> [GOAL OF THE EXERCISE]: Copy out all lines with the word "uterus" in them.

> [RECORDS FOR PROCESSING]:
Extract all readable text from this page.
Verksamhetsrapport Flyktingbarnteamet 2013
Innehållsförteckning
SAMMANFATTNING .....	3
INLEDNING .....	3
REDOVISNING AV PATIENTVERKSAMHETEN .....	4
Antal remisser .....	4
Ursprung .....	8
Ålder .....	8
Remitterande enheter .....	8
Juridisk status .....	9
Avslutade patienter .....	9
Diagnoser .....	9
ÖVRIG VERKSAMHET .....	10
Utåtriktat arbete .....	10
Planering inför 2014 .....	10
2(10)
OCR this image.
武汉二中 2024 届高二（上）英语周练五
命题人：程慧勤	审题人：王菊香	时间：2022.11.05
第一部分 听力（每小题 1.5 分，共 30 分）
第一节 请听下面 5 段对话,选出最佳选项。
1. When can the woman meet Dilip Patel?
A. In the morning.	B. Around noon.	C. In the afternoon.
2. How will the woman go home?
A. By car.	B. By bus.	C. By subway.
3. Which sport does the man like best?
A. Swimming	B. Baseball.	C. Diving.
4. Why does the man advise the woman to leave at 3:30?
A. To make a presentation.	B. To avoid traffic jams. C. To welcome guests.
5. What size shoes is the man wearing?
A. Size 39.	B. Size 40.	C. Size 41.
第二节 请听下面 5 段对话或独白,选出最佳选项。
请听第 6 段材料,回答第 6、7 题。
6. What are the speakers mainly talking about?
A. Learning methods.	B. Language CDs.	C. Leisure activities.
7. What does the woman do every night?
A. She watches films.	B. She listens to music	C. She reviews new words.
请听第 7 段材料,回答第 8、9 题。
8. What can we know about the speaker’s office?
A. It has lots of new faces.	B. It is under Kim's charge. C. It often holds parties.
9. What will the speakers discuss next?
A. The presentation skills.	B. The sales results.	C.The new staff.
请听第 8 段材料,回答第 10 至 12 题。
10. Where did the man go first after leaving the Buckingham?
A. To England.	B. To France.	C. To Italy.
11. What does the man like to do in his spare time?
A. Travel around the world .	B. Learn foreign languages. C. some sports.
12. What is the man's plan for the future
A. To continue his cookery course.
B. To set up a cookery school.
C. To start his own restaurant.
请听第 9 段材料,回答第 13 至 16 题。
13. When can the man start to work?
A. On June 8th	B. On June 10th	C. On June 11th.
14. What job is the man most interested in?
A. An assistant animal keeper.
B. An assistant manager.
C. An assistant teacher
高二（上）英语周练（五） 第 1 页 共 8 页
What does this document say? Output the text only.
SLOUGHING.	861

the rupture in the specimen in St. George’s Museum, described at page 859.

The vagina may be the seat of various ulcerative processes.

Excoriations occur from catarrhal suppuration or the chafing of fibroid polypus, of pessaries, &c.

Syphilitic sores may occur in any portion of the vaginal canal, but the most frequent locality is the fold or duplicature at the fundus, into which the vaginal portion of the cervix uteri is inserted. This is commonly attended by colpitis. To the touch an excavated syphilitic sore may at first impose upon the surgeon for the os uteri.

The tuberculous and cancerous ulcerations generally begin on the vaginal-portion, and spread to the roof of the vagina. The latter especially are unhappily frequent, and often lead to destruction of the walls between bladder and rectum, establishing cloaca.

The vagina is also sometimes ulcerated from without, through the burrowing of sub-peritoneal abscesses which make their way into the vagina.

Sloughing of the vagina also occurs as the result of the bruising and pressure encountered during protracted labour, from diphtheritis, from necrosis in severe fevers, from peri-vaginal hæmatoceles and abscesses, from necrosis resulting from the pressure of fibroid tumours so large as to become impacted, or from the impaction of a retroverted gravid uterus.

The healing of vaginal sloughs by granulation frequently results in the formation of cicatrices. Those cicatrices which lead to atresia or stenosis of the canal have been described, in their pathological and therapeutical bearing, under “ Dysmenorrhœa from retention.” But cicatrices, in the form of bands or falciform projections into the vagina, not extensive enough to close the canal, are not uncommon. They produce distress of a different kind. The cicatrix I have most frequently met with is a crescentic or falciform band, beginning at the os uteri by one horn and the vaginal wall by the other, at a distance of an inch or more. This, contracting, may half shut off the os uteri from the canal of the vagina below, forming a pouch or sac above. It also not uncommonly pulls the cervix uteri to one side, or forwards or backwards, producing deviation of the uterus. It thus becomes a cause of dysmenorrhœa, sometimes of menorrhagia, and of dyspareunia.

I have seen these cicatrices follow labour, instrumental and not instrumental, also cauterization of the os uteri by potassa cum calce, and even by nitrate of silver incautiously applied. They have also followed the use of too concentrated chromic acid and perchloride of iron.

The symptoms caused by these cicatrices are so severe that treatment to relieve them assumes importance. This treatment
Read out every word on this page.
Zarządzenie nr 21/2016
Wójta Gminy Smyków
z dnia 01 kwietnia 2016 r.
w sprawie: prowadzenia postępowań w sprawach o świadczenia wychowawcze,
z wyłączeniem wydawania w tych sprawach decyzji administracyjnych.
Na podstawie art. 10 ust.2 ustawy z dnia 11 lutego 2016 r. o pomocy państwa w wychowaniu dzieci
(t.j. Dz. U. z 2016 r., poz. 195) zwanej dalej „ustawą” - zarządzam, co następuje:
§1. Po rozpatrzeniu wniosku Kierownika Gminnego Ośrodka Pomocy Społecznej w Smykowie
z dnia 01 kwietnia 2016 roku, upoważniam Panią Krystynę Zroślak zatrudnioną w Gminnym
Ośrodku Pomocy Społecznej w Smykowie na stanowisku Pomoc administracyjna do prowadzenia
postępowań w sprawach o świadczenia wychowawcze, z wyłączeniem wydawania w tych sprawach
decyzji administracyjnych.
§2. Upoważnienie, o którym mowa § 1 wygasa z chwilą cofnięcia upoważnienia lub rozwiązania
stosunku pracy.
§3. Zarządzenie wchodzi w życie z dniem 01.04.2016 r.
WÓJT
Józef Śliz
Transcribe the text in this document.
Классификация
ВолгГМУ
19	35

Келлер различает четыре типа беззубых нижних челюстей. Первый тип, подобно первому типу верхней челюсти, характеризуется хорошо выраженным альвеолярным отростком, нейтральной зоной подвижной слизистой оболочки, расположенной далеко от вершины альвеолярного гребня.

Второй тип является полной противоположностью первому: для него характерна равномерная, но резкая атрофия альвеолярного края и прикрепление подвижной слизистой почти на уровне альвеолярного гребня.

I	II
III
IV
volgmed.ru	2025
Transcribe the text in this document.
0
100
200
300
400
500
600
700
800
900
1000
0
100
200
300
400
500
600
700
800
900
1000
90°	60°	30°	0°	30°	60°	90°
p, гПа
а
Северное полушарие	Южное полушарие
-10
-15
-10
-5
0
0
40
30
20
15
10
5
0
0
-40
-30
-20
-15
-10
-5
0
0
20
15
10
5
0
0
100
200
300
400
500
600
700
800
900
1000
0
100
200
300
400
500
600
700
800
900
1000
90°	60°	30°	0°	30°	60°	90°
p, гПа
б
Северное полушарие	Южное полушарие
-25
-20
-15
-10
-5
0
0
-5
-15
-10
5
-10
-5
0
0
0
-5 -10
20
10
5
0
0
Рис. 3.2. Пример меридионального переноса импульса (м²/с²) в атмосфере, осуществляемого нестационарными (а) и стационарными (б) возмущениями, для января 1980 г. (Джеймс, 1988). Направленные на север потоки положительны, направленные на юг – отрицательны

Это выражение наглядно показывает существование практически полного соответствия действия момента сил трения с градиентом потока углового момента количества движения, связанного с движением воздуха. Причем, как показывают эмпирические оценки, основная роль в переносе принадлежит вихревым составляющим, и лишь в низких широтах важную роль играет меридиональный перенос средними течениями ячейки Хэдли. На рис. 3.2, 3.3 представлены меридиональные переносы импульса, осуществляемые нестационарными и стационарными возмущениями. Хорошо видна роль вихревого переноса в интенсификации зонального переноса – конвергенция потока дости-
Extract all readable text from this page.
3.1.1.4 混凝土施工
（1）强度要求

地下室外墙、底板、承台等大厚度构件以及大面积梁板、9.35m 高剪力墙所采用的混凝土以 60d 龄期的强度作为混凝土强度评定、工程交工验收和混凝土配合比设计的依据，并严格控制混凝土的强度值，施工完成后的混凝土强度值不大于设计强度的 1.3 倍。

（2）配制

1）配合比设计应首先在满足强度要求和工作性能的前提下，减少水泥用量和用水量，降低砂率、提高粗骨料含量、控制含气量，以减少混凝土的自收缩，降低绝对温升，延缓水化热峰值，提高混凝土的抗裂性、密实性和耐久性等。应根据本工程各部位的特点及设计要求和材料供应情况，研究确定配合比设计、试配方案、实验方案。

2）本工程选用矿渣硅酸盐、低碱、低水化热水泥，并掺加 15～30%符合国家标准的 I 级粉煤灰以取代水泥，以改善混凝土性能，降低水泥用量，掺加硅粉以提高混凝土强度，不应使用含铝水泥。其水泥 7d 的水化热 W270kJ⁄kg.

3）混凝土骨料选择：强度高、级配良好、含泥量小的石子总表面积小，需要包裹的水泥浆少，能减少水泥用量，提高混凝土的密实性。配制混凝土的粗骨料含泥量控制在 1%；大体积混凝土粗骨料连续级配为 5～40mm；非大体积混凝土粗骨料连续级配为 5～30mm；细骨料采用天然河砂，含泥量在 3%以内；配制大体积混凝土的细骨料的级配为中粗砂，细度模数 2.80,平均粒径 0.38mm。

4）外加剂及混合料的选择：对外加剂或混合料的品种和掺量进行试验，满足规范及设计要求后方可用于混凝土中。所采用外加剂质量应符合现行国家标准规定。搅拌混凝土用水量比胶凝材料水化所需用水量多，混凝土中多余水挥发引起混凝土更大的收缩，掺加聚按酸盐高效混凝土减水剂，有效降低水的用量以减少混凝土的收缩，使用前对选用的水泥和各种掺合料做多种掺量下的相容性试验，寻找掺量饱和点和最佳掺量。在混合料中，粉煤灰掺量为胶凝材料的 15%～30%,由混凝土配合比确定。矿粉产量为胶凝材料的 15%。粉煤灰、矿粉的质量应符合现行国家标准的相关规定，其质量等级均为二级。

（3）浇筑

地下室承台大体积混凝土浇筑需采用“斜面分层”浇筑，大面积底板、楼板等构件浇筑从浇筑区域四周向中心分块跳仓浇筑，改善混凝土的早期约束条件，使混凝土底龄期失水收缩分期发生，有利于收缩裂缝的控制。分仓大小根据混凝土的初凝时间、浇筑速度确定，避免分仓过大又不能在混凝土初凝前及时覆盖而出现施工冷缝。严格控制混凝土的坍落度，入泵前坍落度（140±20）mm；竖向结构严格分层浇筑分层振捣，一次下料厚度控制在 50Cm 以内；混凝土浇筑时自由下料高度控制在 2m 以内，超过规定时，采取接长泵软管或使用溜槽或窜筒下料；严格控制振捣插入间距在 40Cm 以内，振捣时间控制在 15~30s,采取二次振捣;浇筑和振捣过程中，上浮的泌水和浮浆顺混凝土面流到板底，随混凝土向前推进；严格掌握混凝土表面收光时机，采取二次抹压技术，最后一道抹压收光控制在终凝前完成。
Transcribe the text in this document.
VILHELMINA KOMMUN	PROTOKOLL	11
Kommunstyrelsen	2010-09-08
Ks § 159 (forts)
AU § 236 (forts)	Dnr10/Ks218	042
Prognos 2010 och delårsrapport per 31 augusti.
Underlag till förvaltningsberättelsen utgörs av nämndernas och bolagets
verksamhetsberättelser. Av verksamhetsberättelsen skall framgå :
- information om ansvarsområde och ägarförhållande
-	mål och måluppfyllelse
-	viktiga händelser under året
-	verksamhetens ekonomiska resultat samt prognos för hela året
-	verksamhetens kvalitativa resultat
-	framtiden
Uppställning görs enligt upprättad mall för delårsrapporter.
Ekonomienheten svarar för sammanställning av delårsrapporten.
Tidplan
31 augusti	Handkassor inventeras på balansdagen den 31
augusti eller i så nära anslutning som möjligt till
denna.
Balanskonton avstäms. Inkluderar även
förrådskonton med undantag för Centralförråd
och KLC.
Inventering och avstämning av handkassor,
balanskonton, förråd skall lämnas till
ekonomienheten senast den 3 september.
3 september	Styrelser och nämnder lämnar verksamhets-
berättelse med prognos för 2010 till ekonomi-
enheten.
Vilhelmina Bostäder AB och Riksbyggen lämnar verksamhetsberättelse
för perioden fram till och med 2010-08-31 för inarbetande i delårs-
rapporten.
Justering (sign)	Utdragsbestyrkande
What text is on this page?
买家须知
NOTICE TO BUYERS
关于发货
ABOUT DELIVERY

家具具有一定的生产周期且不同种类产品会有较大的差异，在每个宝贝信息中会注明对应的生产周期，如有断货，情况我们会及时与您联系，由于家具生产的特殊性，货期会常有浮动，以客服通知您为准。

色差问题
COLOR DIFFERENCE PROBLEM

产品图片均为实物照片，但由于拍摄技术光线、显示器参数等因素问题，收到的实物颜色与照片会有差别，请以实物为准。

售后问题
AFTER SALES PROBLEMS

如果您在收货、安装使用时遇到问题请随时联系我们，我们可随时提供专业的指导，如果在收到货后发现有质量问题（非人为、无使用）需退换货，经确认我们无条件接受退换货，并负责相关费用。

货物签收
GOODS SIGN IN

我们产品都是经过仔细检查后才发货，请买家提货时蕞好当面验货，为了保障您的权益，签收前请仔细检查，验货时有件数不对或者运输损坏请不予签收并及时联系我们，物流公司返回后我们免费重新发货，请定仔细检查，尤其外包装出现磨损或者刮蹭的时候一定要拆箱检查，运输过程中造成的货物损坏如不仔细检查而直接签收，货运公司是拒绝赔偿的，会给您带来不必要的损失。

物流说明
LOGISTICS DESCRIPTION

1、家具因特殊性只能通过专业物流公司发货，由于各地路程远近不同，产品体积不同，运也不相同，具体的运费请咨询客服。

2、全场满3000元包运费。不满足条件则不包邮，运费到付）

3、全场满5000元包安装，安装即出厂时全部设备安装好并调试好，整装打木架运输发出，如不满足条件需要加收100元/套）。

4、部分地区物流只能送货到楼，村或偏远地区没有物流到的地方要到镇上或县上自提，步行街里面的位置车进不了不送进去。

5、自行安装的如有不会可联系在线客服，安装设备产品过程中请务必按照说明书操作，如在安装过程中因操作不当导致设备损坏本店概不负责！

> [REPLY TO THE TASK]:
Sloughing of the vagina also occurs as the result of the bruising and pressure encountered during protracted labour, from diphtheritis, from necrosis in severe fevers, from peri-vaginal hæmatoceles and abscesses, from necrosis resulting from the pressure of fibroid tumours so large as to become impacted, or from the impaction of a retroverted gravid uterus.
The healing of vaginal sloughs by granulation frequently results in the formation of cicatrices. Those cicatrices which lead to atresia or stenosis of the canal have been described, in their pathological and therapeutical bearing, under “ Dysmenorrhœa from retention.” But cicatrices, in the form of bands or falciform projections into the vagina, not extensive enough to close the canal, are not uncommon. They produce distress of a different kind. The cicatrix I have most frequently met with is a crescentic or falciform band, beginning at the os uteri by one horn and the vaginal wall by the other, at a distance of an inch or more. This, contracting, may half shut off the os uteri from the canal of the vagina below, forming a pouch or sac above. It also not uncommonly pulls the cervix uteri to one side, or forwards or backwards, producing deviation of the uterus. It thus becomes a cause of dysmenorrhœa, sometimes of menorrhagia, and of dyspareunia.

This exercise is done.